Objective:
Scan the data below. Pull out each line where "name" occurs.

[Source records]
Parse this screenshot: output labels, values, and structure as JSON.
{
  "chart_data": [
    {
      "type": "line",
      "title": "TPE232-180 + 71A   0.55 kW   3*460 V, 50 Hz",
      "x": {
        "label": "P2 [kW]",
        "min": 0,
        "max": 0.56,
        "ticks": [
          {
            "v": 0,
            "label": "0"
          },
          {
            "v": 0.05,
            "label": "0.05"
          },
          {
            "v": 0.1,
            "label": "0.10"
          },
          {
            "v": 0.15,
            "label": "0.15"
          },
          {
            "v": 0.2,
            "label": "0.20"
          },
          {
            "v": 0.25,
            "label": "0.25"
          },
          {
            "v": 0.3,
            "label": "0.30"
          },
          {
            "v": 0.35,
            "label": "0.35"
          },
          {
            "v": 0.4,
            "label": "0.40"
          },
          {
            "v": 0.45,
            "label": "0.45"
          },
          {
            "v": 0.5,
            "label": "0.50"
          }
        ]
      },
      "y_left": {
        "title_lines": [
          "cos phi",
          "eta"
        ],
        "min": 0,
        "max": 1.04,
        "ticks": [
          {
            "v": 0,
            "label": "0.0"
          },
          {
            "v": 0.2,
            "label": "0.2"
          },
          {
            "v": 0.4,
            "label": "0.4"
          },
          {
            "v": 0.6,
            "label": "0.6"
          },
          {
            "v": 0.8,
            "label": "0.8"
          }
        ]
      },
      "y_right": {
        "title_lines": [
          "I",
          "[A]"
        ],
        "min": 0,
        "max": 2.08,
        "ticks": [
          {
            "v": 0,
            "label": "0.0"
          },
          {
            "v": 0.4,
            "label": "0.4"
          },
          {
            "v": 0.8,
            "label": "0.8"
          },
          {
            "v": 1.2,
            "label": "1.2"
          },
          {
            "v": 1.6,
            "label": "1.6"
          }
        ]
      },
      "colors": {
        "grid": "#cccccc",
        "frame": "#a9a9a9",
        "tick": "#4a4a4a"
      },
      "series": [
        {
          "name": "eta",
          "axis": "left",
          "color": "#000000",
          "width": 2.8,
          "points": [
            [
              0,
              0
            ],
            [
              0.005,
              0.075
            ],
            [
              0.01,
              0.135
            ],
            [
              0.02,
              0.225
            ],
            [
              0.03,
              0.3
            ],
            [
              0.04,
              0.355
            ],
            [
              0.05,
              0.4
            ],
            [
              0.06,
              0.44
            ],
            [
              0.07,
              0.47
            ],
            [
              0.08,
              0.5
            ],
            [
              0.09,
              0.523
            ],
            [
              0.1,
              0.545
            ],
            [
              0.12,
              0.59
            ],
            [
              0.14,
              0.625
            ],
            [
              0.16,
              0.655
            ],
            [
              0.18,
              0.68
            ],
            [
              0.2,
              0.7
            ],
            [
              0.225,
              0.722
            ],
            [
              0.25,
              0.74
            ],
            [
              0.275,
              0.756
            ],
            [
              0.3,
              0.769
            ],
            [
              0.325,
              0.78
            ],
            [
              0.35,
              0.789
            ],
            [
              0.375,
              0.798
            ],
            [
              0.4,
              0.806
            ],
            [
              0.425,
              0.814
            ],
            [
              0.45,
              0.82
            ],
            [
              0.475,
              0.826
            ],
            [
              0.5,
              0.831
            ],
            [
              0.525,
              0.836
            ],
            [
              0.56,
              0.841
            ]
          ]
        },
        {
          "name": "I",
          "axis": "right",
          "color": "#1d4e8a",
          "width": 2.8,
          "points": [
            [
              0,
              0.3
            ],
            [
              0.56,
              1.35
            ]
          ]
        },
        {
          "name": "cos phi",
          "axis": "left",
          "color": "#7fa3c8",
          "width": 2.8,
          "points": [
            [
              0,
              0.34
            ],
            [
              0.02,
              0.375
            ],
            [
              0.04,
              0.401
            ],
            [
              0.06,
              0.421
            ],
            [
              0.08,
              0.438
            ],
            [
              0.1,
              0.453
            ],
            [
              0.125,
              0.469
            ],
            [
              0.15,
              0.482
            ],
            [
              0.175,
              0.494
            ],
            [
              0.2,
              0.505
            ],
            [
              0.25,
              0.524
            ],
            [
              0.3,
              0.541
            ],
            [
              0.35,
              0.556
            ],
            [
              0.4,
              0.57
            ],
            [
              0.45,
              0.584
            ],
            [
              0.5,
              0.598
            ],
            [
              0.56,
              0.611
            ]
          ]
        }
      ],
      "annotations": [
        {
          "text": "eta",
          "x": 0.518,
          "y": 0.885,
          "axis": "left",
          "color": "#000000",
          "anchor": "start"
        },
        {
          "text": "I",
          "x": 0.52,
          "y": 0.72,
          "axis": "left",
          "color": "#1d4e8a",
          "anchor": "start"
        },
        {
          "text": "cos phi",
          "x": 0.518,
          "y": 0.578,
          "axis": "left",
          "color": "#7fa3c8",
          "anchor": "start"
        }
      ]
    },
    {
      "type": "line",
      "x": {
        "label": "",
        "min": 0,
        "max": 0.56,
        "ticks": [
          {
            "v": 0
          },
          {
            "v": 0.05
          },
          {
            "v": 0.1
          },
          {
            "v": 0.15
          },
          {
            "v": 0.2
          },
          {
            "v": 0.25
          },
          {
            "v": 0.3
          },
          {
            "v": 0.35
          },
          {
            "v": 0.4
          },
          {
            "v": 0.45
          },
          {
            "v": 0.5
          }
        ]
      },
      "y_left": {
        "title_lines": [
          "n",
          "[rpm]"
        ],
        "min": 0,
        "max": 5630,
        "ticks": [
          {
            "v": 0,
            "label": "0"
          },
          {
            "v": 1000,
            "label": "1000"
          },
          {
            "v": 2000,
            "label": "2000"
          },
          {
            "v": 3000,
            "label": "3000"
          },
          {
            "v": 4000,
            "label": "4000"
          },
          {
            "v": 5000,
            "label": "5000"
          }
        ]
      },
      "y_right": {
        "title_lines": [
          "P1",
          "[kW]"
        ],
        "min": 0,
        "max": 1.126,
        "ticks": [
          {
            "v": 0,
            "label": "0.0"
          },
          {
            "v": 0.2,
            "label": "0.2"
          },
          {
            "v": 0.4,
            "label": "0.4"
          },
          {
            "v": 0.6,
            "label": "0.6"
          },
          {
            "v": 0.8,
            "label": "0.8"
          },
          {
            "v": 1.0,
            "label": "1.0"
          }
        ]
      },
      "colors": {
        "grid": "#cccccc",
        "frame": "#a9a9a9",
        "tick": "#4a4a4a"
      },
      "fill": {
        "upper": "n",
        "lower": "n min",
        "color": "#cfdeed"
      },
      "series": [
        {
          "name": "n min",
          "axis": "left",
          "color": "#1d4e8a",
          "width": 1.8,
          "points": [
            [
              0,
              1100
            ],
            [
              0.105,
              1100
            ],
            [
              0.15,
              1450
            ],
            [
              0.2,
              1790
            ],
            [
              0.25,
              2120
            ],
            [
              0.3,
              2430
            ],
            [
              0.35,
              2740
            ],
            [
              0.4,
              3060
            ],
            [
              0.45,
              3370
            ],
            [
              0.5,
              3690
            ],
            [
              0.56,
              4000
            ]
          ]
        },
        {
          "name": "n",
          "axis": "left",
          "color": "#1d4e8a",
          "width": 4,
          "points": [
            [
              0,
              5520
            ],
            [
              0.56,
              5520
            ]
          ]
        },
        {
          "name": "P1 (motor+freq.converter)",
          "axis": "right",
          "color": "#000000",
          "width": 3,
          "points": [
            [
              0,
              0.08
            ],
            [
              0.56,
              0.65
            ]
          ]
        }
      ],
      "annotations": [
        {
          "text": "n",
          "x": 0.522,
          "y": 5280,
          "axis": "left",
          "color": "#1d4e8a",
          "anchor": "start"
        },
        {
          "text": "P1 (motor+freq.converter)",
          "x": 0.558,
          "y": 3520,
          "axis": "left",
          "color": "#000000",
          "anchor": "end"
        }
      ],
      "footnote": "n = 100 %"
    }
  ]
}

Response to this exercise:
          "name": "eta",
          "name": "I",
          "name": "cos phi",
          "name": "n min",
          "name": "n",
          "name": "P1 (motor+freq.converter)",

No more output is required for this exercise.